## WRITTEN INSTRUCTION 1
Answer these questions about the patent claims below.
(a) According to claim 20, what type of full waveform inversion does the first full waveform inversion comprise?
(b) According to claim 21, what type of full waveform inversion does the second full waveform inversion comprise?
(c) In claim 18, what represents the phase and amplitude of the humming source?

BEGIN TEXT

18. The computer-implemented process of claim 1, wherein performing
the second full waveform inversion using low-frequency, narrowband
sweeping known source-signature data and low frequency humming
seismic data includes performing the second full waveform inversion
using a single complex-valued scalar, representing the phase and
amplitude of the humming source.
19. A computing apparatus, comprising: a processor; a communication
medium; a storage; and a software component residing on storage
that, when executed by the processor over the communication medium,
performs a method including: performing a first full waveform
inversion on an initial subsurface attribute model using low
frequency, known source-signature data and low frequency humming
seismic data to generate a first updated subsurface attribute
model; and performing a second lull waveform inversion on the first
updated subsurface attribute model using low-frequency, narrowband
sweeping known source-signature data and low-frequency, swept
seismic data to generate a second updated subsurface attribute
model
20. The computing apparatus of claim 19, wherein the first full
waveform inversion comprises a frequency domain full waveform
inversion.
21. The computing apparatus of claim 19, wherein the second full
waveform inversion comprises a time domain full waveform
inversion.

END TEXT

## WRITTEN INSTRUCTION 2
Rename "plot-frame" to "plot-border" in the rows, starting at the first row and ending at the row that contains "y-tick-label: 0.00 [1469,654,1486,683]". Give those rows again with nothing else changed.

BEGIN PROVIDED RECORDS

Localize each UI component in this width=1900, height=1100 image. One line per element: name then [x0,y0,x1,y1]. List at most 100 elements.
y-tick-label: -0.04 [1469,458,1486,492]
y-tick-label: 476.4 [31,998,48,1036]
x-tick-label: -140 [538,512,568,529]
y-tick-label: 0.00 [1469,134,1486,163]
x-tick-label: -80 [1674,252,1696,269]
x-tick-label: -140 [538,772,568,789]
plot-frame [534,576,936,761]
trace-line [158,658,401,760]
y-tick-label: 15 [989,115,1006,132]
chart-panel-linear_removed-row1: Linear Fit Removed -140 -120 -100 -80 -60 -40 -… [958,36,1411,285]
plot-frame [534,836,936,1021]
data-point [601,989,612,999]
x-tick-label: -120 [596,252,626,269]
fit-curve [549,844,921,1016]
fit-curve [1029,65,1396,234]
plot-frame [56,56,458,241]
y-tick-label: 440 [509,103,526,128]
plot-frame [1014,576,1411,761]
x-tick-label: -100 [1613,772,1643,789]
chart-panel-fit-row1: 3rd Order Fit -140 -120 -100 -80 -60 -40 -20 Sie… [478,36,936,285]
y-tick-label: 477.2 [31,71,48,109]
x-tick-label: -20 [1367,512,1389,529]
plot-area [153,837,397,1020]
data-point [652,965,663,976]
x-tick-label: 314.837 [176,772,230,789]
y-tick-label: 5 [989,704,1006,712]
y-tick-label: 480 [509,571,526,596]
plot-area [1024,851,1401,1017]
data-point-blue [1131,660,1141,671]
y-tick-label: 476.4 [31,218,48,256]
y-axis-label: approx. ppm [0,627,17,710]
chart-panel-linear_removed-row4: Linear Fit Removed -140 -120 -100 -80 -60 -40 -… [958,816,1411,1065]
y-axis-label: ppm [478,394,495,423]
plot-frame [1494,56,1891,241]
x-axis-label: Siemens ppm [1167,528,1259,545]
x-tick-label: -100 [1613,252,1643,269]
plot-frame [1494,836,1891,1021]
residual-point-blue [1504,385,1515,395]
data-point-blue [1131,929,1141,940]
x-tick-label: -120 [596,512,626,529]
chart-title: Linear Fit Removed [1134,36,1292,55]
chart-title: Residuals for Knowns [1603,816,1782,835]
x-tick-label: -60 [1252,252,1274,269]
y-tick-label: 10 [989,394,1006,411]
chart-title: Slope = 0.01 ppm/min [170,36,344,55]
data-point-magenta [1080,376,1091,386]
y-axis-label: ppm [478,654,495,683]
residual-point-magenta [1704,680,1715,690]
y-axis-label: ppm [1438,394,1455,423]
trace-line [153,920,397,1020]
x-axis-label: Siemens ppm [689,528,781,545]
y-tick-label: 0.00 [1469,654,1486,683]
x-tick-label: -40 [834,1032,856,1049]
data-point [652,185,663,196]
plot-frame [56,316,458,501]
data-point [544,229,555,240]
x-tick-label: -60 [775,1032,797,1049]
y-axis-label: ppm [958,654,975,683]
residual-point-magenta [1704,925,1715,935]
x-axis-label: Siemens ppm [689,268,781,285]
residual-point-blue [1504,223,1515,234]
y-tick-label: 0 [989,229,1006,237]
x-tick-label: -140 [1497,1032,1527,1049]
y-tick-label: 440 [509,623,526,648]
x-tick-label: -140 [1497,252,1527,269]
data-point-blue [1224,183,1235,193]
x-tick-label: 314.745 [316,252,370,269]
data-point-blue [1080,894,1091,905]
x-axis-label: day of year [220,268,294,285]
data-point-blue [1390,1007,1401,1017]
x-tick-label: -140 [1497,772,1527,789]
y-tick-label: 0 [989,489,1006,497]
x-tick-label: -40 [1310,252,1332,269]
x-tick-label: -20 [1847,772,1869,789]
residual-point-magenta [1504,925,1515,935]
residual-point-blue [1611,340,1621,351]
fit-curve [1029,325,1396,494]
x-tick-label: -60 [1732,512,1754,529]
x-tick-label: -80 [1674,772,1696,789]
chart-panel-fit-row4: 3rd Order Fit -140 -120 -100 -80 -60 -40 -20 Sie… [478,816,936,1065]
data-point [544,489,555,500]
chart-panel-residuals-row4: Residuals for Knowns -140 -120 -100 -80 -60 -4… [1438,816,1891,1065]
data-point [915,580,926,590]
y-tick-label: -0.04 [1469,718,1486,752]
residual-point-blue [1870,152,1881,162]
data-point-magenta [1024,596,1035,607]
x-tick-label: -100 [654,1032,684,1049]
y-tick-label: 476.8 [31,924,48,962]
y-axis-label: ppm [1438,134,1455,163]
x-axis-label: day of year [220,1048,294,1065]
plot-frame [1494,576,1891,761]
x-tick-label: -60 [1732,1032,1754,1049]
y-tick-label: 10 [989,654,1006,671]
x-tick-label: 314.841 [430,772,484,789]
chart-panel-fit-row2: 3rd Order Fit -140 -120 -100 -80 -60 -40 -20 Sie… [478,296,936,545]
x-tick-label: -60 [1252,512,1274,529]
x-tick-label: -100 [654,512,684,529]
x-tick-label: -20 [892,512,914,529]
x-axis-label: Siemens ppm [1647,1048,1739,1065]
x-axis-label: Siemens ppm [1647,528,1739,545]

END PROVIDED RECORDS

## COMPLETE ANSWER 1
(a) A frequency domain full waveform inversion.
(b) A time domain full waveform inversion.
(c) A single complex-valued scalar.

## COMPLETE ANSWER 2
Localize each UI component in this width=1900, height=1100 image. One line per element: name then [x0,y0,x1,y1]. List at most 100 elements.
y-tick-label: -0.04 [1469,458,1486,492]
y-tick-label: 476.4 [31,998,48,1036]
x-tick-label: -140 [538,512,568,529]
y-tick-label: 0.00 [1469,134,1486,163]
x-tick-label: -80 [1674,252,1696,269]
x-tick-label: -140 [538,772,568,789]
plot-border [534,576,936,761]
trace-line [158,658,401,760]
y-tick-label: 15 [989,115,1006,132]
chart-panel-linear_removed-row1: Linear Fit Removed -140 -120 -100 -80 -60 -40 -… [958,36,1411,285]
plot-border [534,836,936,1021]
data-point [601,989,612,999]
x-tick-label: -120 [596,252,626,269]
fit-curve [549,844,921,1016]
fit-curve [1029,65,1396,234]
plot-border [56,56,458,241]
y-tick-label: 440 [509,103,526,128]
plot-border [1014,576,1411,761]
x-tick-label: -100 [1613,772,1643,789]
chart-panel-fit-row1: 3rd Order Fit -140 -120 -100 -80 -60 -40 -20 Sie… [478,36,936,285]
y-tick-label: 477.2 [31,71,48,109]
x-tick-label: -20 [1367,512,1389,529]
plot-area [153,837,397,1020]
data-point [652,965,663,976]
x-tick-label: 314.837 [176,772,230,789]
y-tick-label: 5 [989,704,1006,712]
y-tick-label: 480 [509,571,526,596]
plot-area [1024,851,1401,1017]
data-point-blue [1131,660,1141,671]
y-tick-label: 476.4 [31,218,48,256]
y-axis-label: approx. ppm [0,627,17,710]
chart-panel-linear_removed-row4: Linear Fit Removed -140 -120 -100 -80 -60 -40 -… [958,816,1411,1065]
y-axis-label: ppm [478,394,495,423]
plot-border [1494,56,1891,241]
x-axis-label: Siemens ppm [1167,528,1259,545]
x-tick-label: -100 [1613,252,1643,269]
plot-border [1494,836,1891,1021]
residual-point-blue [1504,385,1515,395]
data-point-blue [1131,929,1141,940]
x-tick-label: -120 [596,512,626,529]
chart-title: Linear Fit Removed [1134,36,1292,55]
chart-title: Residuals for Knowns [1603,816,1782,835]
x-tick-label: -60 [1252,252,1274,269]
y-tick-label: 10 [989,394,1006,411]
chart-title: Slope = 0.01 ppm/min [170,36,344,55]
data-point-magenta [1080,376,1091,386]
y-axis-label: ppm [478,654,495,683]
residual-point-magenta [1704,680,1715,690]
y-axis-label: ppm [1438,394,1455,423]
trace-line [153,920,397,1020]
x-axis-label: Siemens ppm [689,528,781,545]
y-tick-label: 0.00 [1469,654,1486,683]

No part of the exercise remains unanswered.